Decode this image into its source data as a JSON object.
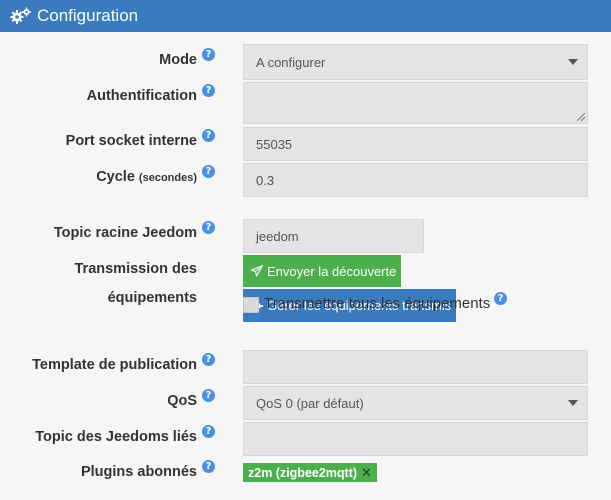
{
  "header": {
    "title": "Configuration"
  },
  "mode": {
    "label": "Mode",
    "value": "A configurer"
  },
  "auth": {
    "label": "Authentification",
    "value": ""
  },
  "port": {
    "label": "Port socket interne",
    "value": "55035"
  },
  "cycle": {
    "label": "Cycle",
    "unit": "(secondes)",
    "value": "0.3"
  },
  "topic_root": {
    "label": "Topic racine Jeedom",
    "value": "jeedom"
  },
  "transmission": {
    "label_line1": "Transmission des",
    "label_line2": "équipements",
    "send_discovery_label": "Envoyer la découverte",
    "manage_label": "Gérer les équipements transmis",
    "transmit_all_label": "Transmettre tous les équipements",
    "transmit_all_checked": false
  },
  "template": {
    "label": "Template de publication",
    "value": ""
  },
  "qos": {
    "label": "QoS",
    "value": "QoS 0 (par défaut)"
  },
  "linked_topics": {
    "label": "Topic des Jeedoms liés",
    "value": ""
  },
  "plugins": {
    "label": "Plugins abonnés",
    "tags": [
      "z2m (zigbee2mqtt)"
    ]
  },
  "help_glyph": "?",
  "remove_glyph": "✕",
  "colors": {
    "header": "#3a7bbf",
    "green": "#4cae4c",
    "blue": "#3a7bbf",
    "help": "#4a90e2",
    "field": "#e4e4e4"
  }
}
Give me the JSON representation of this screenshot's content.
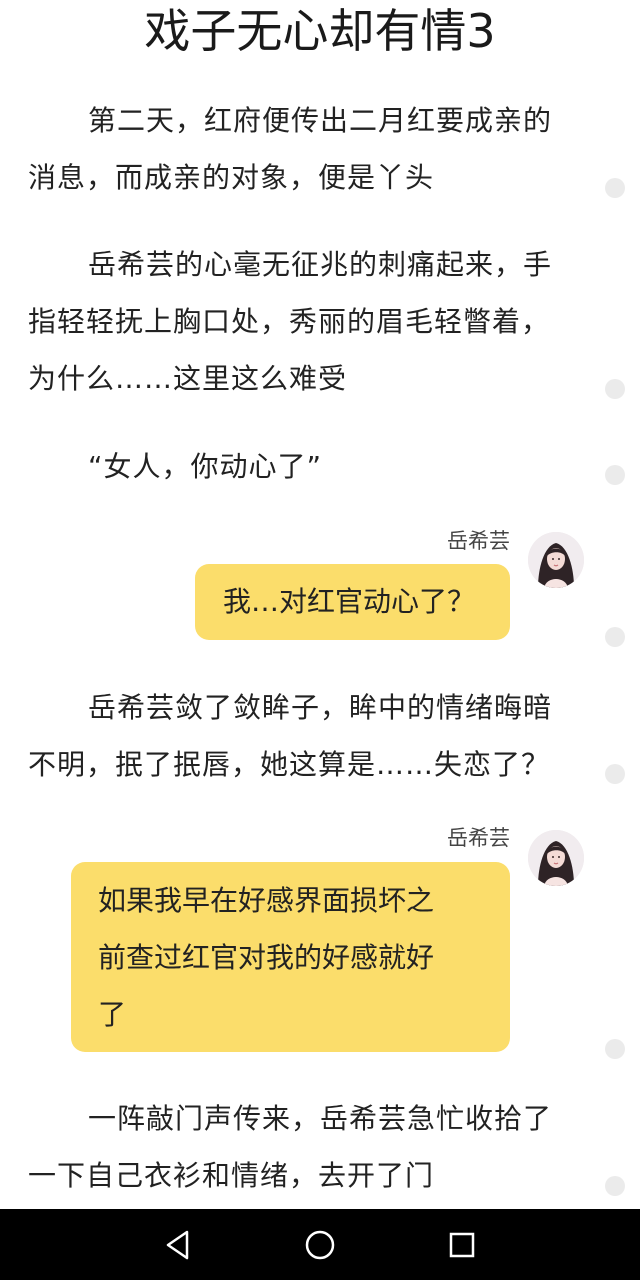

* **WHAT THE EXERCISE ASKS**
Your copy should match the records word for word, with the pictures removed.

* **EXERCISE ANSWER**
Decode this image into its source data as a JSON object.
{
  "header": {
    "title": "Configuration"
  },
  "mode": {
    "label": "Mode",
    "value": "A configurer"
  },
  "auth": {
    "label": "Authentification",
    "value": ""
  },
  "port": {
    "label": "Port socket interne",
    "value": "55035"
  },
  "cycle": {
    "label": "Cycle",
    "unit": "(secondes)",
    "value": "0.3"
  },
  "topic_root": {
    "label": "Topic racine Jeedom",
    "value": "jeedom"
  },
  "transmission": {
    "label_line1": "Transmission des",
    "label_line2": "équipements",
    "send_discovery_label": "Envoyer la découverte",
    "manage_label": "Gérer les équipements transmis",
    "transmit_all_label": "Transmettre tous les équipements",
    "transmit_all_checked": false
  },
  "template": {
    "label": "Template de publication",
    "value": ""
  },
  "qos": {
    "label": "QoS",
    "value": "QoS 0 (par défaut)"
  },
  "linked_topics": {
    "label": "Topic des Jeedoms liés",
    "value": ""
  },
  "plugins": {
    "label": "Plugins abonnés",
    "tags": [
      "z2m (zigbee2mqtt)"
    ]
  },
  "help_glyph": "?",
  "remove_glyph": "✕",
  "colors": {
    "header": "#3a7bbf",
    "green": "#4cae4c",
    "blue": "#3a7bbf",
    "help": "#4a90e2",
    "field": "#e4e4e4"
  }
}
Give me the JSON representation of this screenshot's content.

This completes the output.